• [Extracted information]

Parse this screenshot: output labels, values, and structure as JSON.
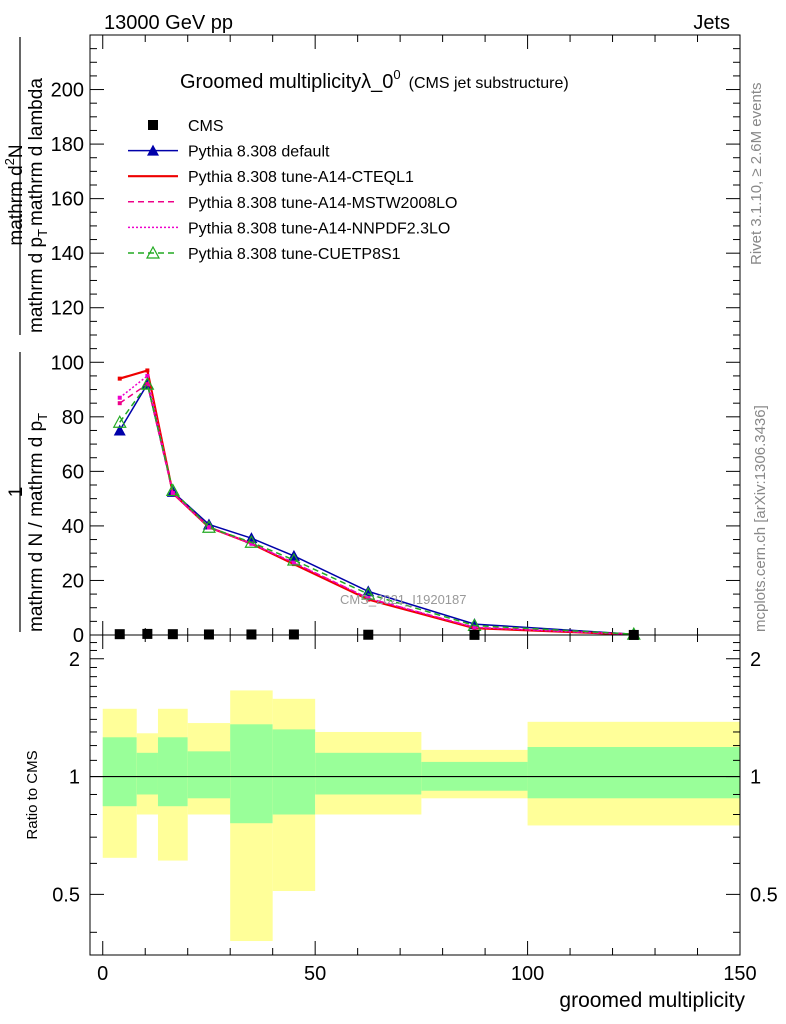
{
  "header": {
    "left": "13000 GeV pp",
    "right": "Jets"
  },
  "side_labels": {
    "rivet": "Rivet 3.1.10, ≥ 2.6M events",
    "mcplots": "mcplots.cern.ch [arXiv:1306.3436]"
  },
  "watermark": "CMS_2021_I1920187",
  "chart_data": [
    {
      "type": "line",
      "title_main": "Groomed multiplicityλ_0",
      "title_sup": "0",
      "title_paren": "(CMS jet substructure)",
      "ylabel": "1 / mathrm d N / mathrm d p_T mathrm d^2N / mathrm d p_T mathrm d lambda",
      "ylabel_parts": {
        "frac_left_num": "1",
        "frac_left_den": "mathrm d N / mathrm d p",
        "frac_left_den_sub": "T",
        "frac_right_num": "mathrm d",
        "frac_right_num_sup": "2",
        "frac_right_num_tail": "N",
        "frac_right_den": "mathrm d p",
        "frac_right_den_sub": "T",
        "frac_right_den_tail": "mathrm d lambda"
      },
      "xlim": [
        -3,
        150
      ],
      "ylim": [
        0,
        220
      ],
      "y_ticks": [
        0,
        20,
        40,
        60,
        80,
        100,
        120,
        140,
        160,
        180,
        200
      ],
      "x_ticks": [
        0,
        50,
        100,
        150
      ],
      "x": [
        4,
        10.5,
        16.5,
        25,
        35,
        45,
        62.5,
        87.5,
        125
      ],
      "series": [
        {
          "name": "CMS",
          "color": "#000000",
          "marker": "square",
          "line": "none",
          "values": [
            0.3,
            0.4,
            0.3,
            0.2,
            0.2,
            0.2,
            0.1,
            0.05,
            0.02
          ]
        },
        {
          "name": "Pythia 8.308 default",
          "color": "#0000aa",
          "marker": "triangle",
          "line": "solid",
          "values": [
            75,
            92,
            52.5,
            40.5,
            35.5,
            29,
            16,
            4,
            0.3
          ]
        },
        {
          "name": "Pythia 8.308 tune-A14-CTEQL1",
          "color": "#ee0000",
          "marker": "none",
          "line": "solid",
          "values": [
            94,
            97,
            52,
            39.5,
            33.5,
            26,
            13,
            2.5,
            0.2
          ]
        },
        {
          "name": "Pythia 8.308 tune-A14-MSTW2008LO",
          "color": "#ee0088",
          "marker": "none",
          "line": "dashed",
          "values": [
            85,
            92,
            52,
            39.5,
            33.5,
            26.5,
            13.5,
            2.8,
            0.2
          ]
        },
        {
          "name": "Pythia 8.308 tune-A14-NNPDF2.3LO",
          "color": "#ee00cc",
          "marker": "none",
          "line": "dotted",
          "values": [
            87,
            95,
            52,
            39.5,
            33.5,
            26.5,
            13.5,
            2.8,
            0.2
          ]
        },
        {
          "name": "Pythia 8.308 tune-CUETP8S1",
          "color": "#22aa22",
          "marker": "open-triangle",
          "line": "dashed",
          "values": [
            78,
            92,
            53,
            39.5,
            34,
            27.5,
            15,
            3.5,
            0.3
          ]
        }
      ]
    },
    {
      "type": "area",
      "ylabel": "Ratio to CMS",
      "xlabel": "groomed multiplicity",
      "xlim": [
        -3,
        150
      ],
      "ylim": [
        0.35,
        2.3
      ],
      "log_y": true,
      "y_ticks": [
        0.5,
        1,
        2
      ],
      "x_ticks": [
        0,
        50,
        100,
        150
      ],
      "reference_line": 1,
      "colors": {
        "inner": "#99ff99",
        "outer": "#ffff99"
      },
      "bins": [
        {
          "lo": 0,
          "hi": 8,
          "inner": [
            0.84,
            1.26
          ],
          "outer": [
            0.62,
            1.49
          ]
        },
        {
          "lo": 8,
          "hi": 13,
          "inner": [
            0.9,
            1.15
          ],
          "outer": [
            0.8,
            1.29
          ]
        },
        {
          "lo": 13,
          "hi": 20,
          "inner": [
            0.84,
            1.26
          ],
          "outer": [
            0.61,
            1.49
          ]
        },
        {
          "lo": 20,
          "hi": 30,
          "inner": [
            0.88,
            1.16
          ],
          "outer": [
            0.8,
            1.37
          ]
        },
        {
          "lo": 30,
          "hi": 40,
          "inner": [
            0.76,
            1.36
          ],
          "outer": [
            0.38,
            1.66
          ]
        },
        {
          "lo": 40,
          "hi": 50,
          "inner": [
            0.8,
            1.32
          ],
          "outer": [
            0.51,
            1.58
          ]
        },
        {
          "lo": 50,
          "hi": 75,
          "inner": [
            0.9,
            1.15
          ],
          "outer": [
            0.8,
            1.3
          ]
        },
        {
          "lo": 75,
          "hi": 100,
          "inner": [
            0.92,
            1.09
          ],
          "outer": [
            0.88,
            1.17
          ]
        },
        {
          "lo": 100,
          "hi": 150,
          "inner": [
            0.88,
            1.19
          ],
          "outer": [
            0.75,
            1.38
          ]
        }
      ]
    }
  ]
}
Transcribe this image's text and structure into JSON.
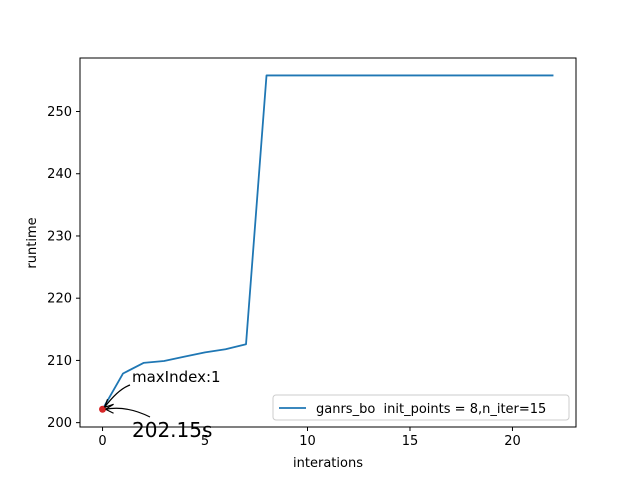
{
  "chart_data": {
    "type": "line",
    "xlabel": "interations",
    "ylabel": "runtime",
    "xlim": [
      -1.1,
      23.1
    ],
    "ylim": [
      199.3,
      258.6
    ],
    "xticks": [
      0,
      5,
      10,
      15,
      20
    ],
    "yticks": [
      200,
      210,
      220,
      230,
      240,
      250
    ],
    "legend_position": "lower-right",
    "series": [
      {
        "name": "ganrs_bo  init_points = 8,n_iter=15",
        "color": "#1f77b4",
        "x": [
          0,
          1,
          2,
          3,
          4,
          5,
          6,
          7,
          8,
          9,
          10,
          11,
          12,
          13,
          14,
          15,
          16,
          17,
          18,
          19,
          20,
          21,
          22
        ],
        "y": [
          202.15,
          207.9,
          209.6,
          209.9,
          210.6,
          211.3,
          211.8,
          212.6,
          255.8,
          255.8,
          255.8,
          255.8,
          255.8,
          255.8,
          255.8,
          255.8,
          255.8,
          255.8,
          255.8,
          255.8,
          255.8,
          255.8,
          255.8
        ]
      }
    ],
    "marker": {
      "x": 0,
      "y": 202.15,
      "color": "#d62728"
    },
    "annotations": [
      {
        "text": "maxIndex:1",
        "x": 1.4,
        "y": 206.2
      },
      {
        "text": "202.15s",
        "x": 1.4,
        "y": 198.7
      }
    ]
  }
}
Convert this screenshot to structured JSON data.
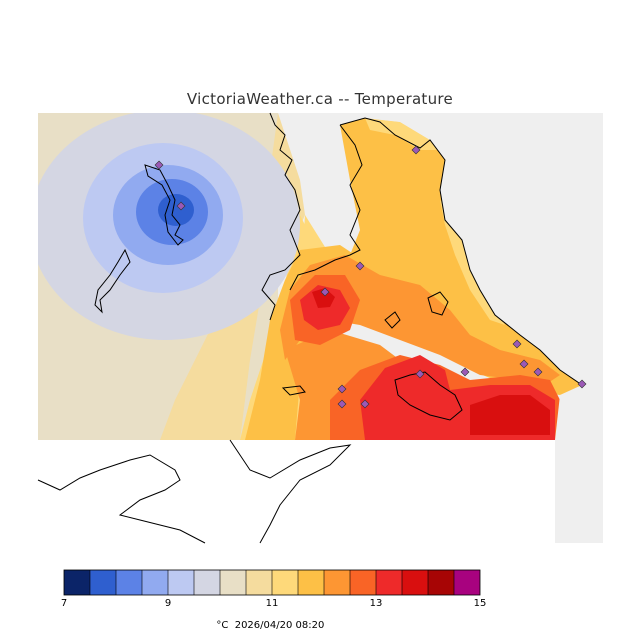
{
  "title": "VictoriaWeather.ca -- Temperature",
  "variable": "Temperature",
  "units": "°C",
  "timestamp": "2026/04/20 08:20",
  "colors": {
    "background_land": "#efefef",
    "water_mask": "#ffffff",
    "coastline": "#000000",
    "station_marker": "#9b59b6"
  },
  "legend": {
    "min": 7,
    "max": 15,
    "ticks": [
      {
        "value": 7,
        "label": "7"
      },
      {
        "value": 9,
        "label": "9"
      },
      {
        "value": 11,
        "label": "11"
      },
      {
        "value": 13,
        "label": "13"
      },
      {
        "value": 15,
        "label": "15"
      }
    ],
    "bins": [
      {
        "from": 7.0,
        "to": 7.5,
        "color": "#0b2468"
      },
      {
        "from": 7.5,
        "to": 8.0,
        "color": "#2f5fcf"
      },
      {
        "from": 8.0,
        "to": 8.5,
        "color": "#5c82e6"
      },
      {
        "from": 8.5,
        "to": 9.0,
        "color": "#91aaf0"
      },
      {
        "from": 9.0,
        "to": 9.5,
        "color": "#bdc9f2"
      },
      {
        "from": 9.5,
        "to": 10.0,
        "color": "#d4d6e3"
      },
      {
        "from": 10.0,
        "to": 10.5,
        "color": "#e8dfc6"
      },
      {
        "from": 10.5,
        "to": 11.0,
        "color": "#f5dc9e"
      },
      {
        "from": 11.0,
        "to": 11.5,
        "color": "#fed97a"
      },
      {
        "from": 11.5,
        "to": 12.0,
        "color": "#fdc046"
      },
      {
        "from": 12.0,
        "to": 12.5,
        "color": "#fd9633"
      },
      {
        "from": 12.5,
        "to": 13.0,
        "color": "#f96426"
      },
      {
        "from": 13.0,
        "to": 13.5,
        "color": "#ee2a2a"
      },
      {
        "from": 13.5,
        "to": 14.0,
        "color": "#d90f0f"
      },
      {
        "from": 14.0,
        "to": 14.5,
        "color": "#a70505"
      },
      {
        "from": 14.5,
        "to": 15.0,
        "color": "#a8027f"
      }
    ]
  },
  "stations_count_shown": 14
}
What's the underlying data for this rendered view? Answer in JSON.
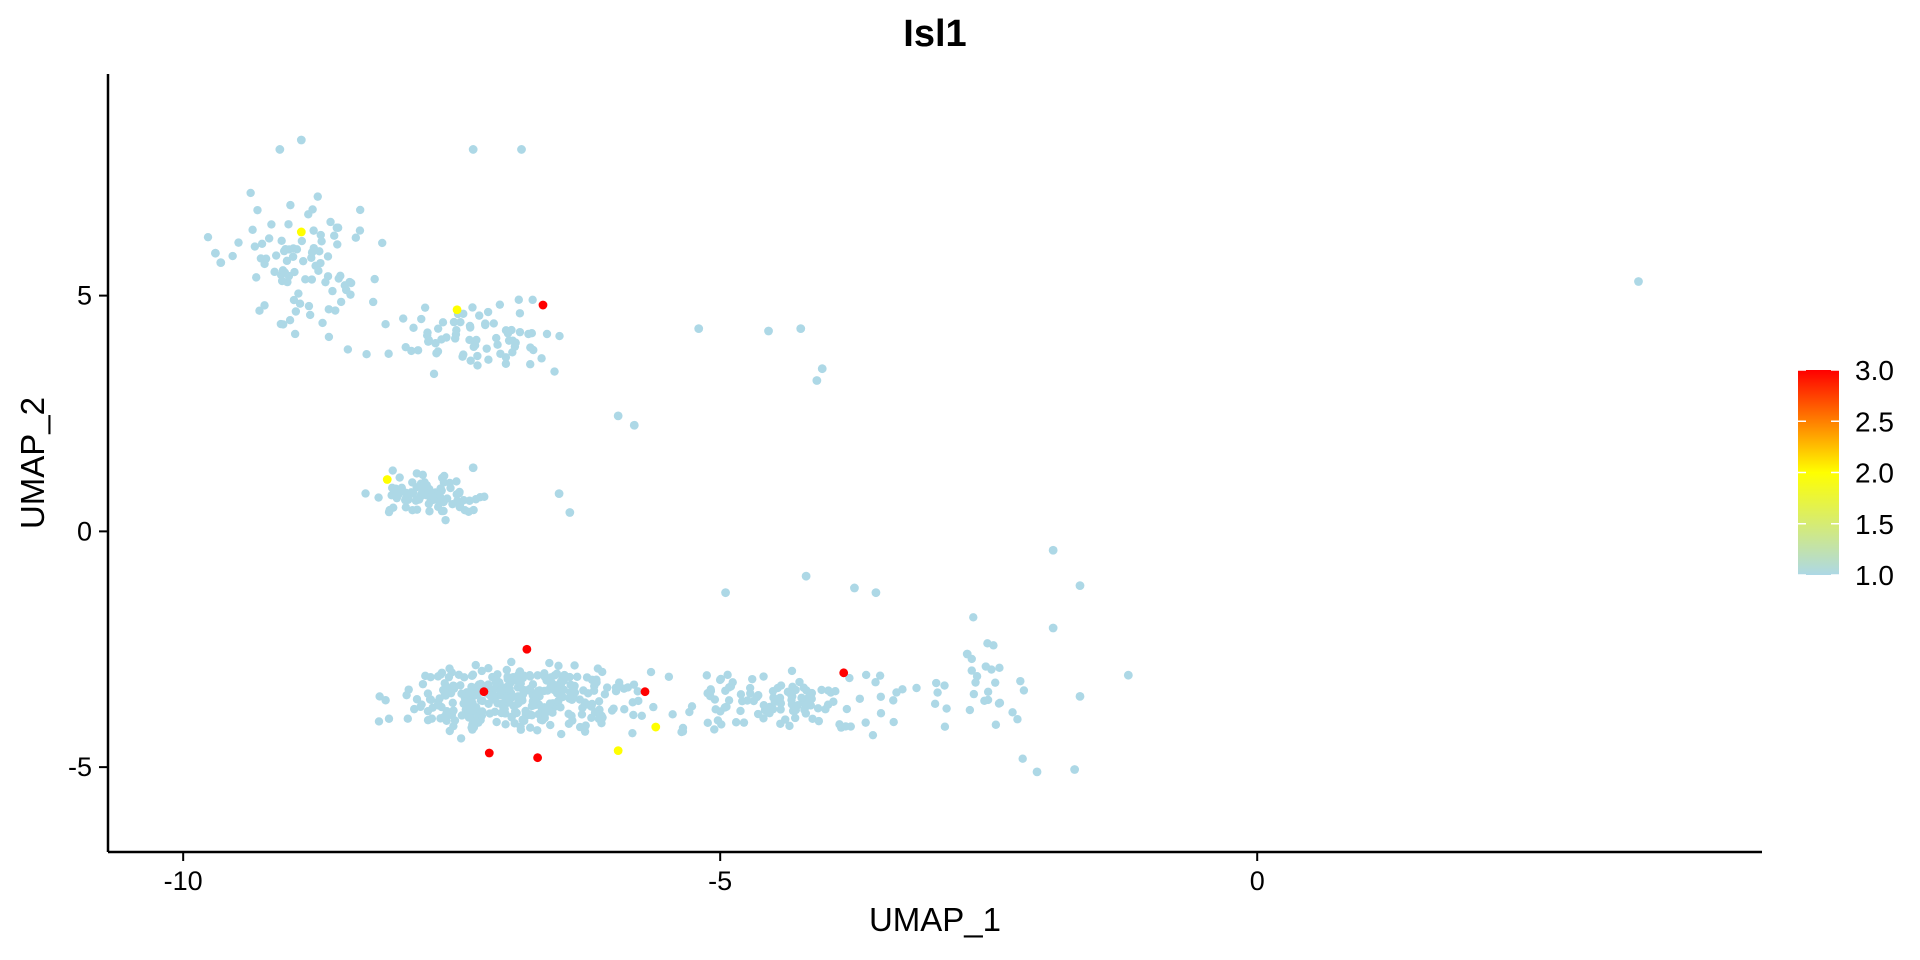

• [Exercise aim] Search the lines above for the string "Pythia", then show every one that has it.

• [Exercise answer]
          "name": "Pythia 8.308 default",
          "name": "Pythia 8.308 tune-A14-CTEQL1",
          "name": "Pythia 8.308 tune-A14-MSTW2008LO",
          "name": "Pythia 8.308 tune-A14-NNPDF2.3LO",
          "name": "Pythia 8.308 tune-CUETP8S1",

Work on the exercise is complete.